REQUIRED TASK -
Please retype the data in full and exactly; the pictures are not part of the copy.

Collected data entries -
== == ==

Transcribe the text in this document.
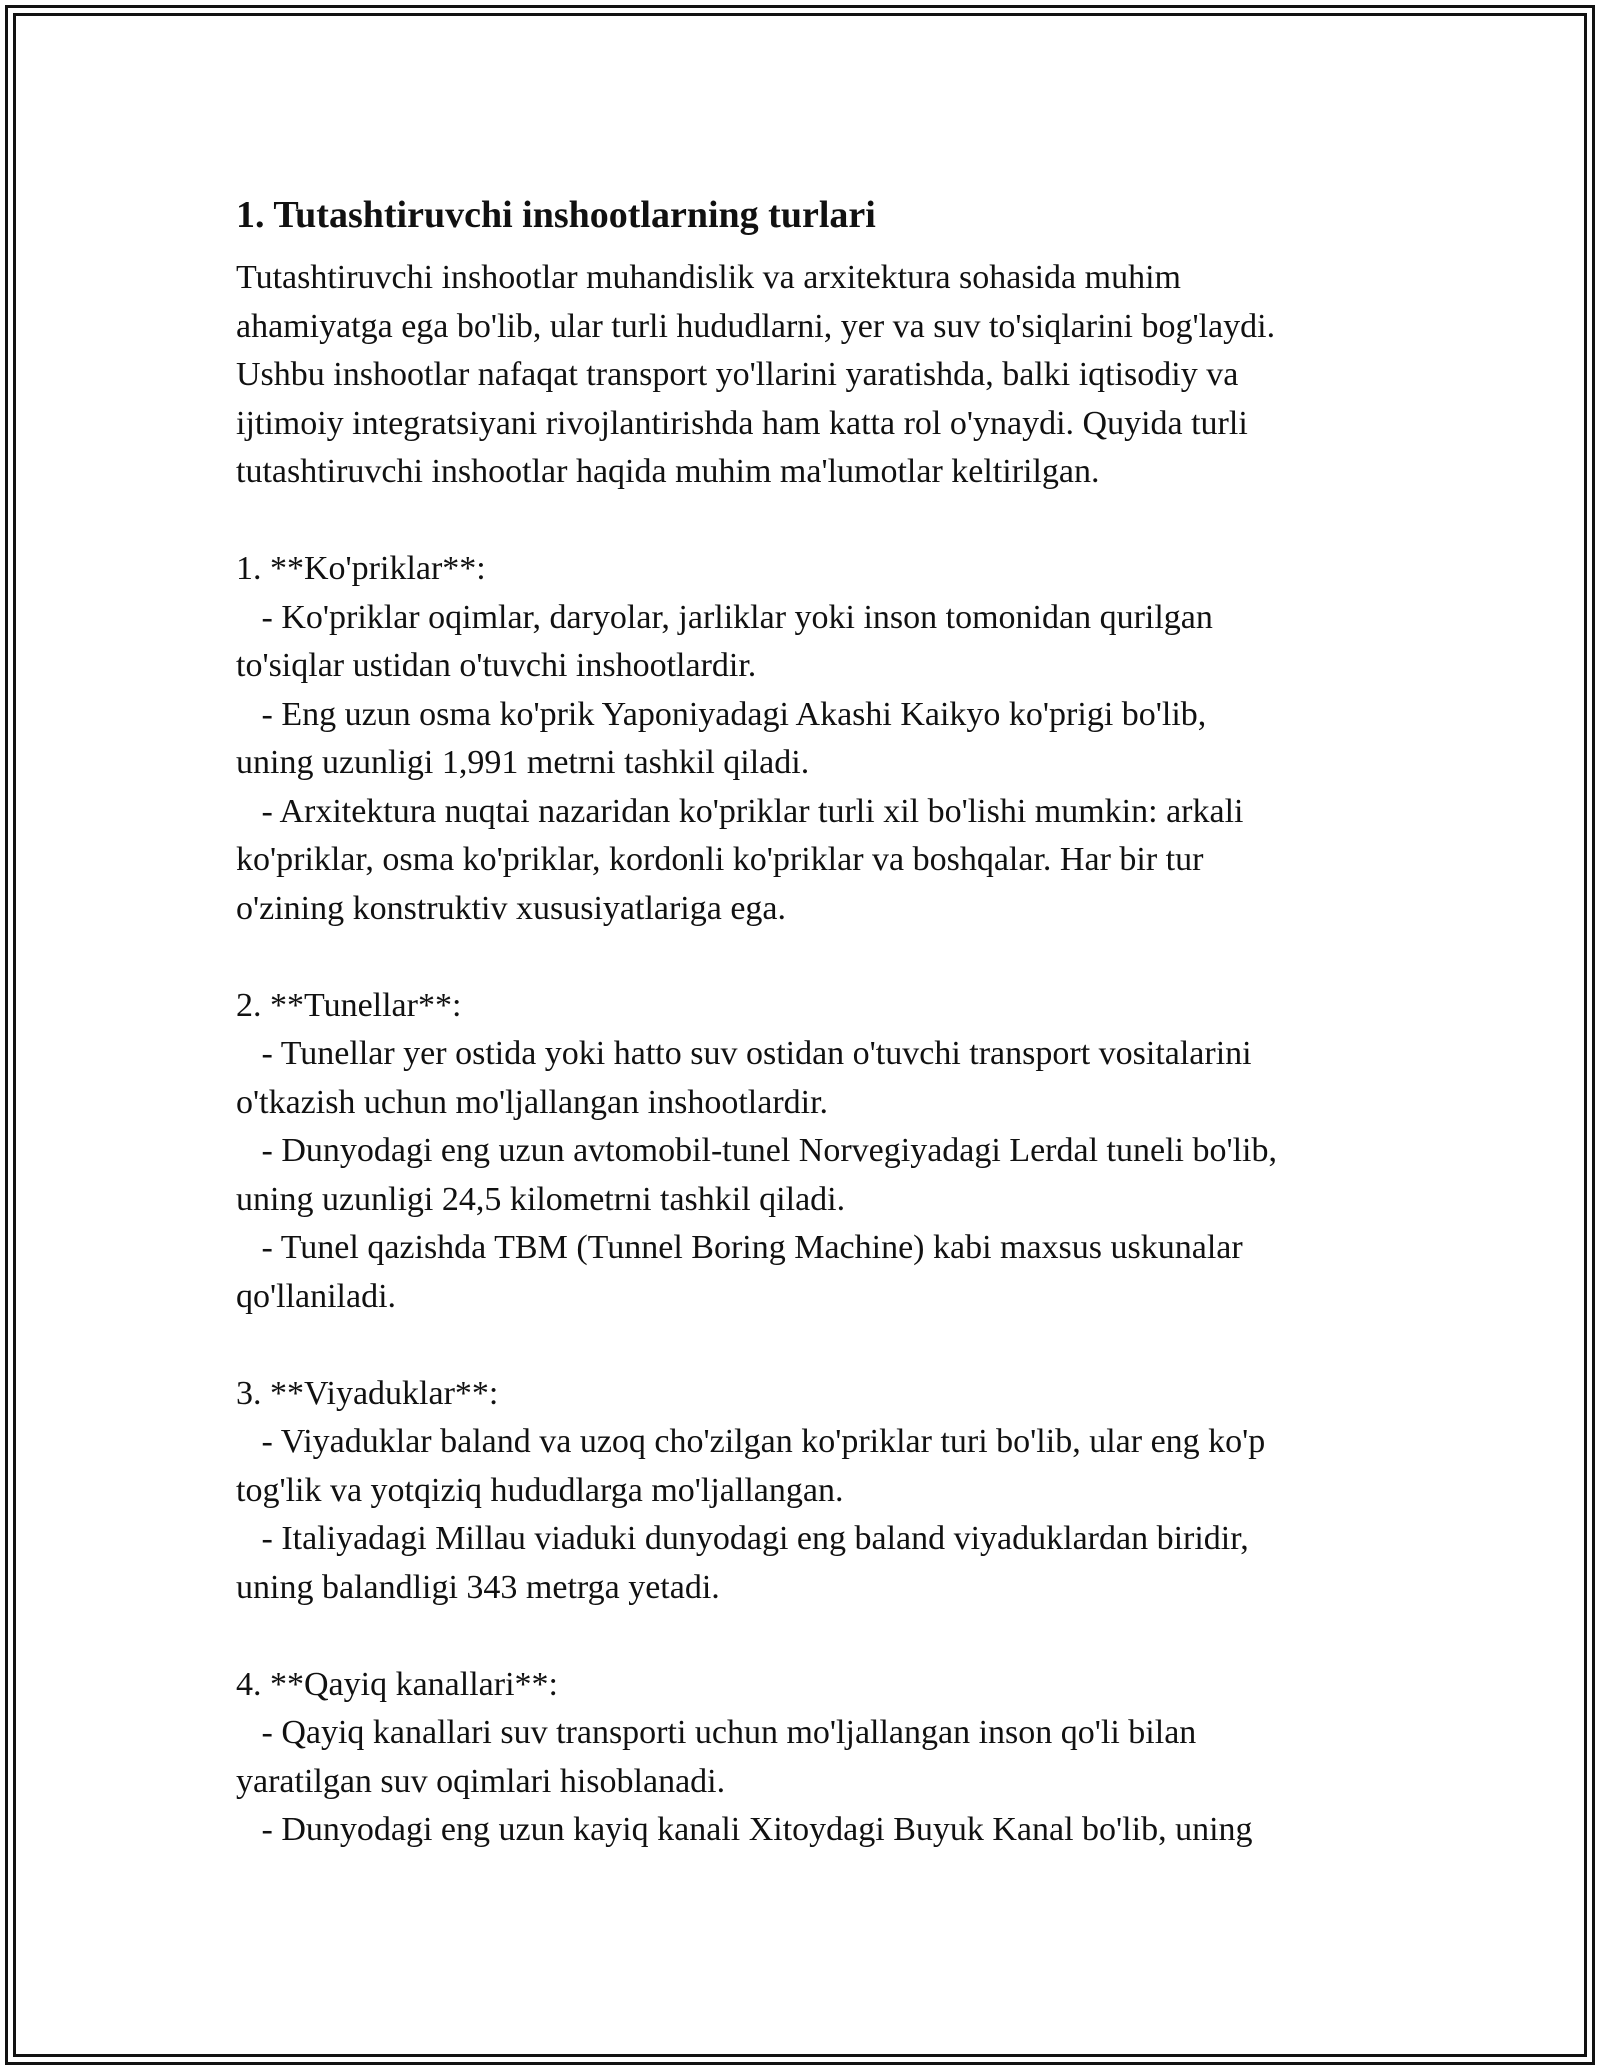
1. Tutashtiruvchi inshootlarning turlari
Tutashtiruvchi inshootlar muhandislik va arxitektura sohasida muhim
ahamiyatga ega bo'lib, ular turli hududlarni, yer va suv to'siqlarini bog'laydi.
Ushbu inshootlar nafaqat transport yo'llarini yaratishda, balki iqtisodiy va
ijtimoiy integratsiyani rivojlantirishda ham katta rol o'ynaydi. Quyida turli
tutashtiruvchi inshootlar haqida muhim ma'lumotlar keltirilgan.
1. **Ko'priklar**:
- Ko'priklar oqimlar, daryolar, jarliklar yoki inson tomonidan qurilgan
to'siqlar ustidan o'tuvchi inshootlardir.
- Eng uzun osma ko'prik Yaponiyadagi Akashi Kaikyo ko'prigi bo'lib,
uning uzunligi 1,991 metrni tashkil qiladi.
- Arxitektura nuqtai nazaridan ko'priklar turli xil bo'lishi mumkin: arkali
ko'priklar, osma ko'priklar, kordonli ko'priklar va boshqalar. Har bir tur
o'zining konstruktiv xususiyatlariga ega.
2. **Tunellar**:
- Tunellar yer ostida yoki hatto suv ostidan o'tuvchi transport vositalarini
o'tkazish uchun mo'ljallangan inshootlardir.
- Dunyodagi eng uzun avtomobil-tunel Norvegiyadagi Lerdal tuneli bo'lib,
uning uzunligi 24,5 kilometrni tashkil qiladi.
- Tunel qazishda TBM (Tunnel Boring Machine) kabi maxsus uskunalar
qo'llaniladi.
3. **Viyaduklar**:
- Viyaduklar baland va uzoq cho'zilgan ko'priklar turi bo'lib, ular eng ko'p
tog'lik va yotqiziq hududlarga mo'ljallangan.
- Italiyadagi Millau viaduki dunyodagi eng baland viyaduklardan biridir,
uning balandligi 343 metrga yetadi.
4. **Qayiq kanallari**:
- Qayiq kanallari suv transporti uchun mo'ljallangan inson qo'li bilan
yaratilgan suv oqimlari hisoblanadi.
- Dunyodagi eng uzun kayiq kanali Xitoydagi Buyuk Kanal bo'lib, uning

== == ==

FINAL RESULT -
Transcribe the text in this document.
1. Tutashtiruvchi inshootlarning turlari
Tutashtiruvchi inshootlar muhandislik va arxitektura sohasida muhim
ahamiyatga ega bo'lib, ular turli hududlarni, yer va suv to'siqlarini bog'laydi.
Ushbu inshootlar nafaqat transport yo'llarini yaratishda, balki iqtisodiy va
ijtimoiy integratsiyani rivojlantirishda ham katta rol o'ynaydi. Quyida turli
tutashtiruvchi inshootlar haqida muhim ma'lumotlar keltirilgan.
1. **Ko'priklar**:
- Ko'priklar oqimlar, daryolar, jarliklar yoki inson tomonidan qurilgan
to'siqlar ustidan o'tuvchi inshootlardir.
- Eng uzun osma ko'prik Yaponiyadagi Akashi Kaikyo ko'prigi bo'lib,
uning uzunligi 1,991 metrni tashkil qiladi.
- Arxitektura nuqtai nazaridan ko'priklar turli xil bo'lishi mumkin: arkali
ko'priklar, osma ko'priklar, kordonli ko'priklar va boshqalar. Har bir tur
o'zining konstruktiv xususiyatlariga ega.
2. **Tunellar**:
- Tunellar yer ostida yoki hatto suv ostidan o'tuvchi transport vositalarini
o'tkazish uchun mo'ljallangan inshootlardir.
- Dunyodagi eng uzun avtomobil-tunel Norvegiyadagi Lerdal tuneli bo'lib,
uning uzunligi 24,5 kilometrni tashkil qiladi.
- Tunel qazishda TBM (Tunnel Boring Machine) kabi maxsus uskunalar
qo'llaniladi.
3. **Viyaduklar**:
- Viyaduklar baland va uzoq cho'zilgan ko'priklar turi bo'lib, ular eng ko'p
tog'lik va yotqiziq hududlarga mo'ljallangan.
- Italiyadagi Millau viaduki dunyodagi eng baland viyaduklardan biridir,
uning balandligi 343 metrga yetadi.
4. **Qayiq kanallari**:
- Qayiq kanallari suv transporti uchun mo'ljallangan inson qo'li bilan
yaratilgan suv oqimlari hisoblanadi.
- Dunyodagi eng uzun kayiq kanali Xitoydagi Buyuk Kanal bo'lib, uning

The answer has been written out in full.